─── STORED RECORDS ───

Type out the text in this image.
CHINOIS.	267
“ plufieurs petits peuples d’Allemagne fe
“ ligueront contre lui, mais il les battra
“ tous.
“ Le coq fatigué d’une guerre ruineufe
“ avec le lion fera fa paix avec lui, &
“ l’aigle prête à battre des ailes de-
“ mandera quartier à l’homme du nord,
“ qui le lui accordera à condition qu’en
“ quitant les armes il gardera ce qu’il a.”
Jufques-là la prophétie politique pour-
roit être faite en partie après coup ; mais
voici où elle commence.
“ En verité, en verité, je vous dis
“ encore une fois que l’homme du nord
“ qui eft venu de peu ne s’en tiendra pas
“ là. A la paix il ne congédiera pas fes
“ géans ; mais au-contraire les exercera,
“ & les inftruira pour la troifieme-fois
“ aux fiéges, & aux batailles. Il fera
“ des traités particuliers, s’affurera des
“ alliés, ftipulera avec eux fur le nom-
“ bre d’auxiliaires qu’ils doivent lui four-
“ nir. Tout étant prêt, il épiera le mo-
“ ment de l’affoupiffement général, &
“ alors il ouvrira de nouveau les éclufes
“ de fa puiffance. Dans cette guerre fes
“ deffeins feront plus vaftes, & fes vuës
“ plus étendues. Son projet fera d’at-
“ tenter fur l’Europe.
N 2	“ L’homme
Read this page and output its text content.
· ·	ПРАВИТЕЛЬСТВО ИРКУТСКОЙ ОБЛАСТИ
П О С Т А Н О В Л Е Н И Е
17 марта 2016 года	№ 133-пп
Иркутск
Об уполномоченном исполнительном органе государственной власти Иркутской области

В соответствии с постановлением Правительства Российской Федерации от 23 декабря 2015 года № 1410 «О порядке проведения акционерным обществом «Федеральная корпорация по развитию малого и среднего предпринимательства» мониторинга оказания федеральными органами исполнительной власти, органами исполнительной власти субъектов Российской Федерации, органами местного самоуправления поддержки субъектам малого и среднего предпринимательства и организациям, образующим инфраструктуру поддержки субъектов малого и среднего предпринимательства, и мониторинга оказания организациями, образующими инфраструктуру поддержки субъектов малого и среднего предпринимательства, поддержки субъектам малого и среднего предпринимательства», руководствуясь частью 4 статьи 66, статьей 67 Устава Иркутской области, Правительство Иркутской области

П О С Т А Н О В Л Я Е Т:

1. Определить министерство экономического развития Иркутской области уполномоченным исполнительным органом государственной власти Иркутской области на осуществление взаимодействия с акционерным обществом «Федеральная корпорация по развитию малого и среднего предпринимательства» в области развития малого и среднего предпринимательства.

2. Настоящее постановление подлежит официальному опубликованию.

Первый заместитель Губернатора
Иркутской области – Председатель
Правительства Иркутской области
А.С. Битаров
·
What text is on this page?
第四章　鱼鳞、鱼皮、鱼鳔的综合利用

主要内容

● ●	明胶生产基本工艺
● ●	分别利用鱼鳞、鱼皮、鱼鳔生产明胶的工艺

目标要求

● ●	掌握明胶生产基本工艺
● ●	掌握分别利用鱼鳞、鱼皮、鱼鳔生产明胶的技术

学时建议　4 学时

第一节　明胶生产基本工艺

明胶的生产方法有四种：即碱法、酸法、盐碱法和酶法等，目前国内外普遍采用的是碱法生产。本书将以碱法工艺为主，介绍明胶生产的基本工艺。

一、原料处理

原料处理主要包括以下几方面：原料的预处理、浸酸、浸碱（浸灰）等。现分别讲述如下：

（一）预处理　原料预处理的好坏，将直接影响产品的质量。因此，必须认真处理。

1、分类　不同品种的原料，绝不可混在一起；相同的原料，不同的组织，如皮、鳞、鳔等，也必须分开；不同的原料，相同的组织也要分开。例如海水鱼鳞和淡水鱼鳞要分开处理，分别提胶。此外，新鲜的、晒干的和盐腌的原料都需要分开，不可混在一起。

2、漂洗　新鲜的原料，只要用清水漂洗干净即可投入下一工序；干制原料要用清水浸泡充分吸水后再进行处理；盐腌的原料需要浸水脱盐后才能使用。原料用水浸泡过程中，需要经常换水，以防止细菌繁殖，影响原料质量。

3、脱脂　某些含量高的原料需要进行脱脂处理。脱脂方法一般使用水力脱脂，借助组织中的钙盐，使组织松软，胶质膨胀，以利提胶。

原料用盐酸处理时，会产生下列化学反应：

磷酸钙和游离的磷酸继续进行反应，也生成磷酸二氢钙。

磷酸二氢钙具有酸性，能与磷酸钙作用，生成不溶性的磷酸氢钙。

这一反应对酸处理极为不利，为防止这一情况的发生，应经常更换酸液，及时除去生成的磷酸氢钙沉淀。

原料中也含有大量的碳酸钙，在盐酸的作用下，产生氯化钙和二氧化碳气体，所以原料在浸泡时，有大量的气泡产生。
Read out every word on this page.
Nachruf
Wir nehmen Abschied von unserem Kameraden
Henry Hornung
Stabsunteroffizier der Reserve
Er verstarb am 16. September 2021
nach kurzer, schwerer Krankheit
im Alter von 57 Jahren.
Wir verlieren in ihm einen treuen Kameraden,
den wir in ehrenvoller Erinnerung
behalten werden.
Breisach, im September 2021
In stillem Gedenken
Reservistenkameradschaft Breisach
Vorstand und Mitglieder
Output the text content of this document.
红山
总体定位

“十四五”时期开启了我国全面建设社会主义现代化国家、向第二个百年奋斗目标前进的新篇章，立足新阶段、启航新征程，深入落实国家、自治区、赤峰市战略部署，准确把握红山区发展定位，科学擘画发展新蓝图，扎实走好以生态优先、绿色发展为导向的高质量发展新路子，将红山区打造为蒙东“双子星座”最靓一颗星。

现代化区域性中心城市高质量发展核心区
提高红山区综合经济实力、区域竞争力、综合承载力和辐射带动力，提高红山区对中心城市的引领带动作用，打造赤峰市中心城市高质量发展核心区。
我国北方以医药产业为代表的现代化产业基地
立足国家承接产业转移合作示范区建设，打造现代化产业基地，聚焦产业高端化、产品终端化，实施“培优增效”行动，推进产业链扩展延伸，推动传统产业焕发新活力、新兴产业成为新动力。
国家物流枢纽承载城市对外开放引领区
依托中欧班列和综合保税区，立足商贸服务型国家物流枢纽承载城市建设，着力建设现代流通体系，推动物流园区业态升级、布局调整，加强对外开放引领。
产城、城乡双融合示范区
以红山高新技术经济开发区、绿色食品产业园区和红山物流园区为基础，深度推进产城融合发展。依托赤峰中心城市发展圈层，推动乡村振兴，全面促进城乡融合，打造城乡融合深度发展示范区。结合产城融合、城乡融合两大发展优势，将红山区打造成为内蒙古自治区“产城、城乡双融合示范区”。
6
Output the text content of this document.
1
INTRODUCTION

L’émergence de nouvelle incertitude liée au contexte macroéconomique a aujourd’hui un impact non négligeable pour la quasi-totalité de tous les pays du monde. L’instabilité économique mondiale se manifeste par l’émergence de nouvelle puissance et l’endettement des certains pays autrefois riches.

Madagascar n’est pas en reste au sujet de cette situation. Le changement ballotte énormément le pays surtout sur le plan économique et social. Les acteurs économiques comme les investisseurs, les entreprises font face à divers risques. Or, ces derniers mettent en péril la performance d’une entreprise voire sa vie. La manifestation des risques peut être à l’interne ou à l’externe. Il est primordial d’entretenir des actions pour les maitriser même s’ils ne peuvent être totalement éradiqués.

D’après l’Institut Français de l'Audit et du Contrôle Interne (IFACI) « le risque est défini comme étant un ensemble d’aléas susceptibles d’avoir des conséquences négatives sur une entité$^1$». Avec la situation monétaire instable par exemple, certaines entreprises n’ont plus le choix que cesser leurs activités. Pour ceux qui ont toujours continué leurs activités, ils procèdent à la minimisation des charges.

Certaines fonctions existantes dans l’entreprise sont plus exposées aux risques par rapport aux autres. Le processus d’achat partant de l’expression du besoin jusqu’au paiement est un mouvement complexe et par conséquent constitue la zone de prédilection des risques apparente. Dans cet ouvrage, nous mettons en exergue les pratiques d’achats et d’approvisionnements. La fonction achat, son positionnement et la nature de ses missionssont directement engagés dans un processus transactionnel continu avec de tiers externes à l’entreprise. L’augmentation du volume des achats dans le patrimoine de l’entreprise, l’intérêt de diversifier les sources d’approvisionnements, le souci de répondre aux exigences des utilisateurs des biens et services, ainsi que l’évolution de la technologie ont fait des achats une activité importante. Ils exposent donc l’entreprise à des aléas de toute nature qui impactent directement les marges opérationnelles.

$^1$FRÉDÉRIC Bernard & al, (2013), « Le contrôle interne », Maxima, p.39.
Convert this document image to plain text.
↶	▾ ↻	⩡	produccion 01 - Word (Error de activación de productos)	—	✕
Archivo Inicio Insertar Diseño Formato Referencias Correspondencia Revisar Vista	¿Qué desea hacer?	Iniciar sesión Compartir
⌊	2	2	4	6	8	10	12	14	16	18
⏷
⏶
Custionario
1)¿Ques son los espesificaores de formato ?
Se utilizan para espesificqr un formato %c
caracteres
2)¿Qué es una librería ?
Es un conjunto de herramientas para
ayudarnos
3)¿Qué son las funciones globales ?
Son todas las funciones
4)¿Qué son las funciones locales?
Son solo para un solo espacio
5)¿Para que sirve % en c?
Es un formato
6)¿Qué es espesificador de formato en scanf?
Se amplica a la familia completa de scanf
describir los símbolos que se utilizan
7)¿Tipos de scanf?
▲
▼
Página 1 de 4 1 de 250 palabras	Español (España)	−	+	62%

───

## INSTRUCTION
Tally the lines in these entries that have the string "utilizan" in them, then answer with the count and nothing else.

## OUTPUT FOR THIS EXERCISE
2